- [To be done]:
Within this material, how many lines have the string "below" in them? The answer is a number, with nothing added.

+++

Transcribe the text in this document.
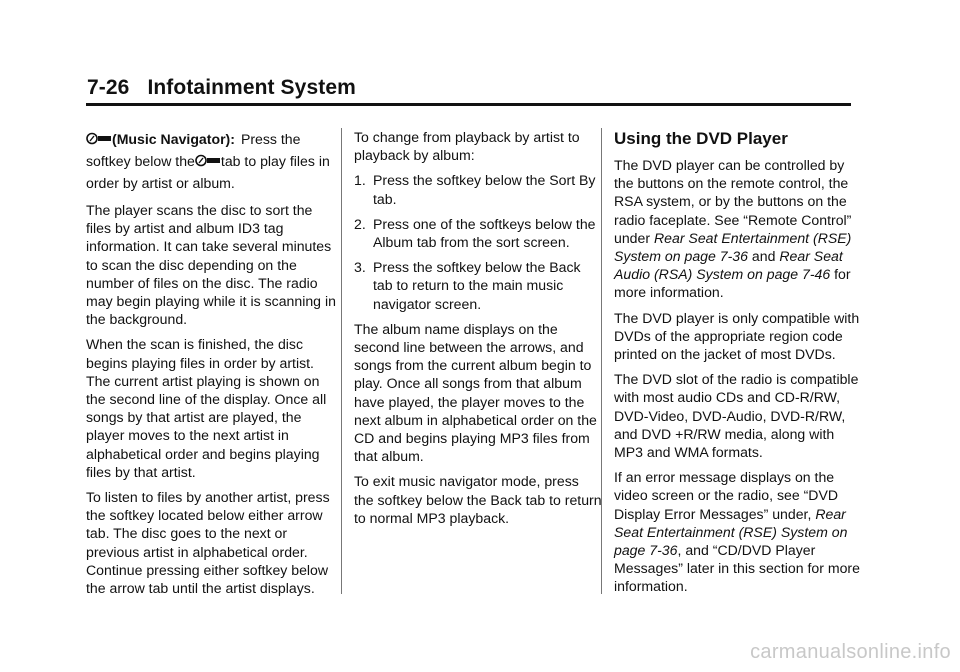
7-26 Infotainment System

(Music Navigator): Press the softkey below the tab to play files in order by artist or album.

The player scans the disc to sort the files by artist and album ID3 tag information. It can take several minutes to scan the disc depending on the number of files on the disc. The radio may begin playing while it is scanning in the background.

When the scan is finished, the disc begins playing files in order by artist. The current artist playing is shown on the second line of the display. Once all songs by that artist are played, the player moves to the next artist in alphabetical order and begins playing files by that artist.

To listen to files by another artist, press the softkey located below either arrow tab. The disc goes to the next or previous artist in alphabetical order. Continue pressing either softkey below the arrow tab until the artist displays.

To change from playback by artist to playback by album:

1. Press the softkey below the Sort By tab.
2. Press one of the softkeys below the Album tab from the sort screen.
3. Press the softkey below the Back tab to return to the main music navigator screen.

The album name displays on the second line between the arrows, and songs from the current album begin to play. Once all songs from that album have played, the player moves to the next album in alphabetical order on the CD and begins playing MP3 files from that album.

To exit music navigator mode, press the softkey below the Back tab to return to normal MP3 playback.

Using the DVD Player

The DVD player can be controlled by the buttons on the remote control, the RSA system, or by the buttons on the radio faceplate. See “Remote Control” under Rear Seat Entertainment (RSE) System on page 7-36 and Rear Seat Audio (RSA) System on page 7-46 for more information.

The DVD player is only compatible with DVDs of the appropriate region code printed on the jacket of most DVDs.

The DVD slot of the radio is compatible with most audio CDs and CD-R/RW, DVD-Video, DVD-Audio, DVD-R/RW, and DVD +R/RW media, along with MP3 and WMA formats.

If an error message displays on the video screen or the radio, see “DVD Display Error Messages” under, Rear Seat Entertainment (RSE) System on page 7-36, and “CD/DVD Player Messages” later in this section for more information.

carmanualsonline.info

+++

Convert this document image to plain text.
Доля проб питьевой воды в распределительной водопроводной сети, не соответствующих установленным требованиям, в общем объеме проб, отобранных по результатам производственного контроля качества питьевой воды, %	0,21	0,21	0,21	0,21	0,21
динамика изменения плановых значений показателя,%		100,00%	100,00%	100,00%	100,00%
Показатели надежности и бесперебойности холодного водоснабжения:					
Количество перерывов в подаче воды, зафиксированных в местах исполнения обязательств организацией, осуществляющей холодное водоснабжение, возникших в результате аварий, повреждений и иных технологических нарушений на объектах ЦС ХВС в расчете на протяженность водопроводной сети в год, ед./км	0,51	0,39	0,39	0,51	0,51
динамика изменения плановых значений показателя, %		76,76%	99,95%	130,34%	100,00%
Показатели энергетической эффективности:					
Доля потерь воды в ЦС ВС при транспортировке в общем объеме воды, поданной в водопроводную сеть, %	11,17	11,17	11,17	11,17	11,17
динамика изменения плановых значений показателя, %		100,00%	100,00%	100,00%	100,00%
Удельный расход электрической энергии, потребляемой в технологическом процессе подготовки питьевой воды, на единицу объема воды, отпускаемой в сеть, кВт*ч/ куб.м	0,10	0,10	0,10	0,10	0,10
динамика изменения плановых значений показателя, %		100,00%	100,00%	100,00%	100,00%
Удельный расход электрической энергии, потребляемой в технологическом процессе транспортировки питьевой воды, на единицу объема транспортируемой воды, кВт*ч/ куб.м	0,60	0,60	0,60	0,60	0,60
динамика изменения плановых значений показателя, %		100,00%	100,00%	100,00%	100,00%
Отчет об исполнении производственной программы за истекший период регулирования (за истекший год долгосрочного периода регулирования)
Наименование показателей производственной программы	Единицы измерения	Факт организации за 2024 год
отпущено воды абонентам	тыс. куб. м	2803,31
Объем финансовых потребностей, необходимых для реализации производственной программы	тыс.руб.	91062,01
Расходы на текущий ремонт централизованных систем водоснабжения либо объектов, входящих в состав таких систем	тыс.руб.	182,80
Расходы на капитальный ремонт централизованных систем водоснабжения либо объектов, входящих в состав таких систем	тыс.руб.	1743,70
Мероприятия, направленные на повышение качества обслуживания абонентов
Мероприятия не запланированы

+++

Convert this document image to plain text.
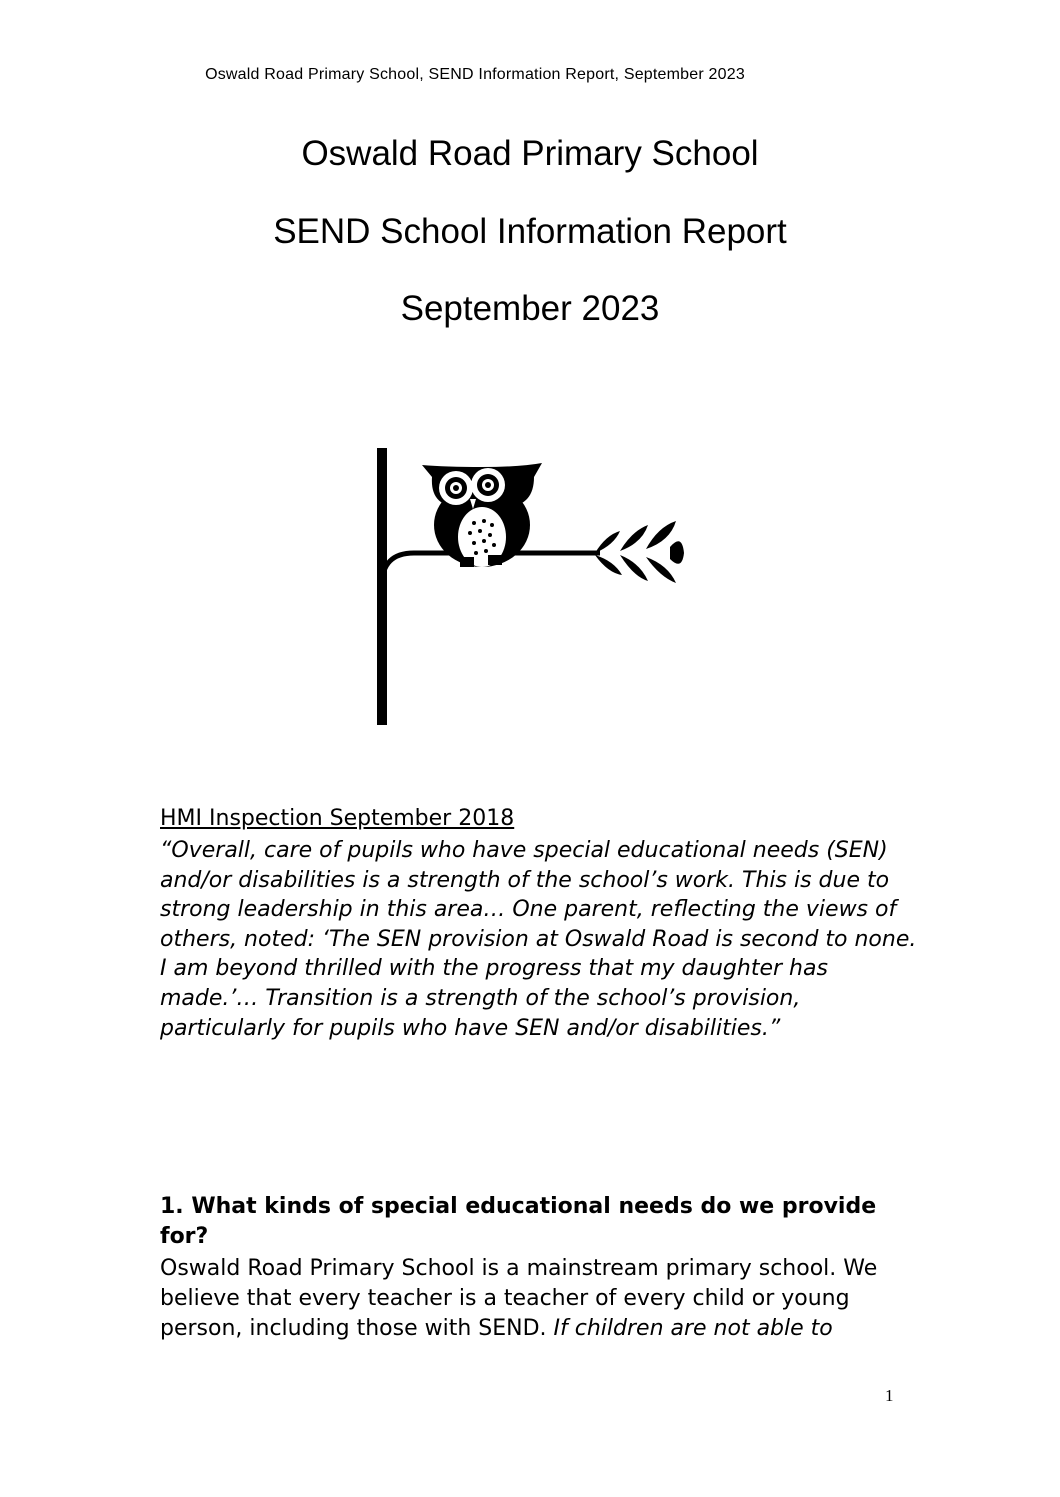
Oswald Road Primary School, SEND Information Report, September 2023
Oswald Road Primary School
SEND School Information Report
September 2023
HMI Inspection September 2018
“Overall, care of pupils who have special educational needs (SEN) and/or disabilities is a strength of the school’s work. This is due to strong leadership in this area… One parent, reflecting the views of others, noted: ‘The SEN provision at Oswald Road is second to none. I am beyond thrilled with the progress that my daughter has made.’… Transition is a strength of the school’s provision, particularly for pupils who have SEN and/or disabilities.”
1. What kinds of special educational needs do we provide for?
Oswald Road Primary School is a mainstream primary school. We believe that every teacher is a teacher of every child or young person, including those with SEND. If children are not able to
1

+++

- [Solution for this exercise]:
6